• **Collection entries**:

● ● ● ● ● ● ●

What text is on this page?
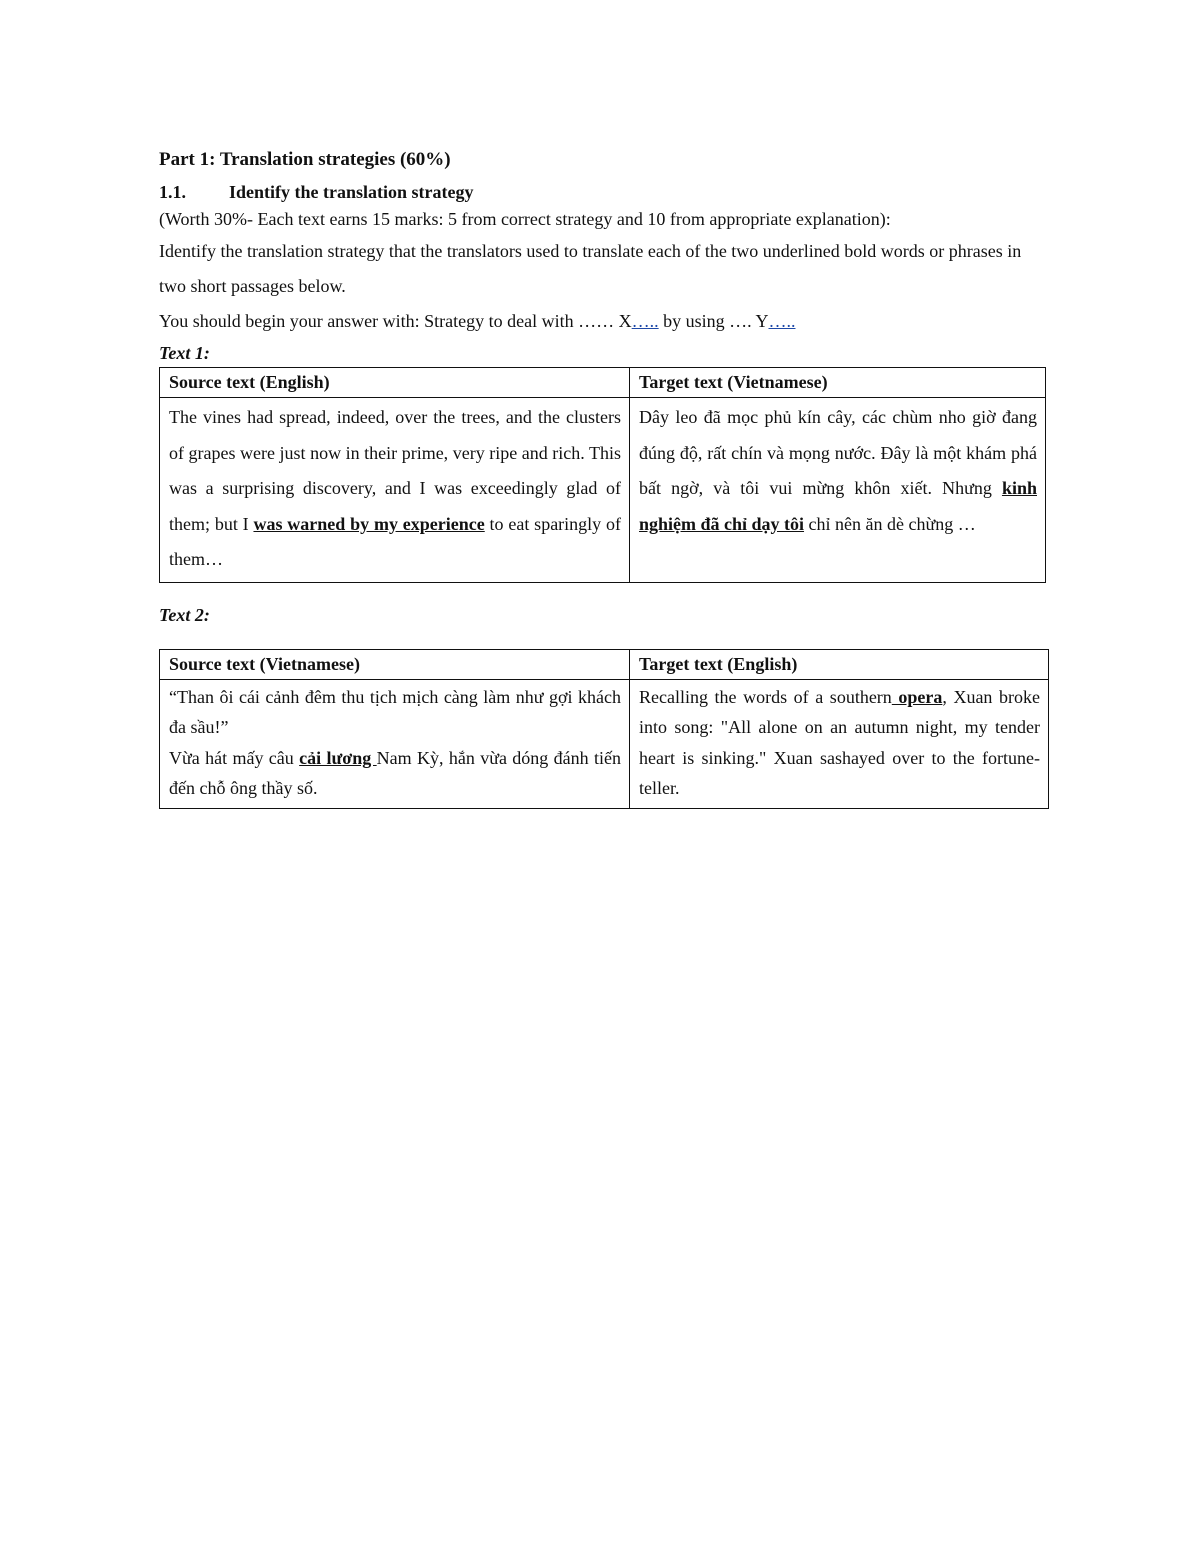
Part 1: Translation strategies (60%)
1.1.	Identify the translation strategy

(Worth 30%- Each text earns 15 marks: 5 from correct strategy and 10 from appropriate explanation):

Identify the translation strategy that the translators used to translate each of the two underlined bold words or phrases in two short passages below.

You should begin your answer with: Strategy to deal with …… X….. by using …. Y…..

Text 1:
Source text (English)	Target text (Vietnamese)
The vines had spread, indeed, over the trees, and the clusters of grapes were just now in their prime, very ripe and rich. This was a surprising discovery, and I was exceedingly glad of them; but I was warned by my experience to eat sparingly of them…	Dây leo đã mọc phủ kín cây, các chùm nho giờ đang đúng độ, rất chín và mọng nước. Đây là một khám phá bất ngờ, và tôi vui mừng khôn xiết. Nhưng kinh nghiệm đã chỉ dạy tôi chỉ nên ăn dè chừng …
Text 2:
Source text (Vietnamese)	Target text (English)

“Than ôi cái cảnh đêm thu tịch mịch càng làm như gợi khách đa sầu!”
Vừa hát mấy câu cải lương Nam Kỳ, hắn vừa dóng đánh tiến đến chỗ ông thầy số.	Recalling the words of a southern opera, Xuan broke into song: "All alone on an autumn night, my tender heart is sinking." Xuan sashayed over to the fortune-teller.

● ● ● ● ● ● ●

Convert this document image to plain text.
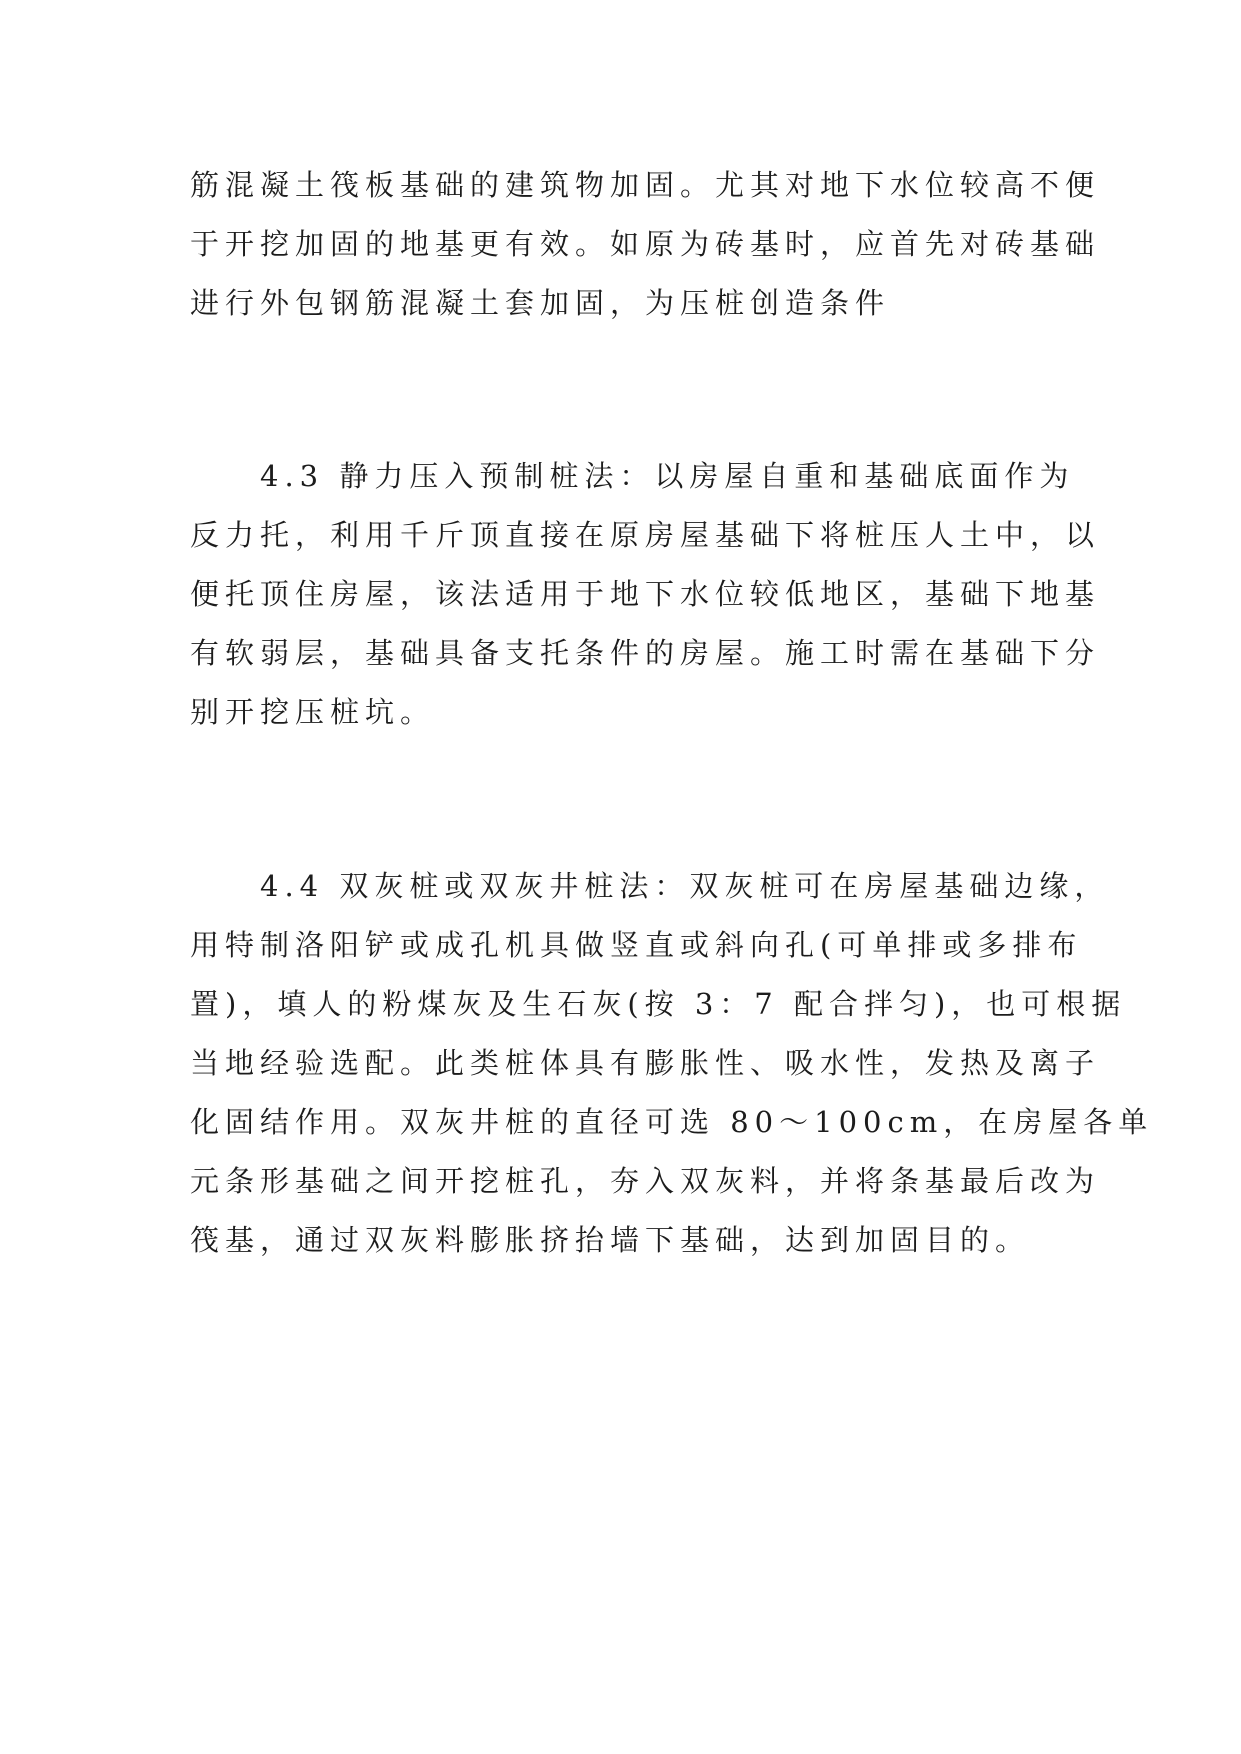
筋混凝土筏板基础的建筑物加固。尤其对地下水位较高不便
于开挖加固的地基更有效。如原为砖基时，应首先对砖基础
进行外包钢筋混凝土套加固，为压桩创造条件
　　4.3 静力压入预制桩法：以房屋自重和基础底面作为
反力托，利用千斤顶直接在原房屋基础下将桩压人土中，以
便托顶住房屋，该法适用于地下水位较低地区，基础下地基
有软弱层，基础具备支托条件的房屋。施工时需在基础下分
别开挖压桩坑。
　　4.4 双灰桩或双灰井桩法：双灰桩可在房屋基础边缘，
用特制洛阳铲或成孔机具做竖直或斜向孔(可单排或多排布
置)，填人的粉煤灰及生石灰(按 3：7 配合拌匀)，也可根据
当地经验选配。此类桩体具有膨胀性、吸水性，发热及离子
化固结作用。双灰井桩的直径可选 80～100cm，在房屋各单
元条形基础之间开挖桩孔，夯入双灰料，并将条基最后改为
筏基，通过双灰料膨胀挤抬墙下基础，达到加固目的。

● ● ● ● ● ● ●

• **To do**: What is the number of lines in the records that contain "words"? Give that number only.

• **Solution below**: 2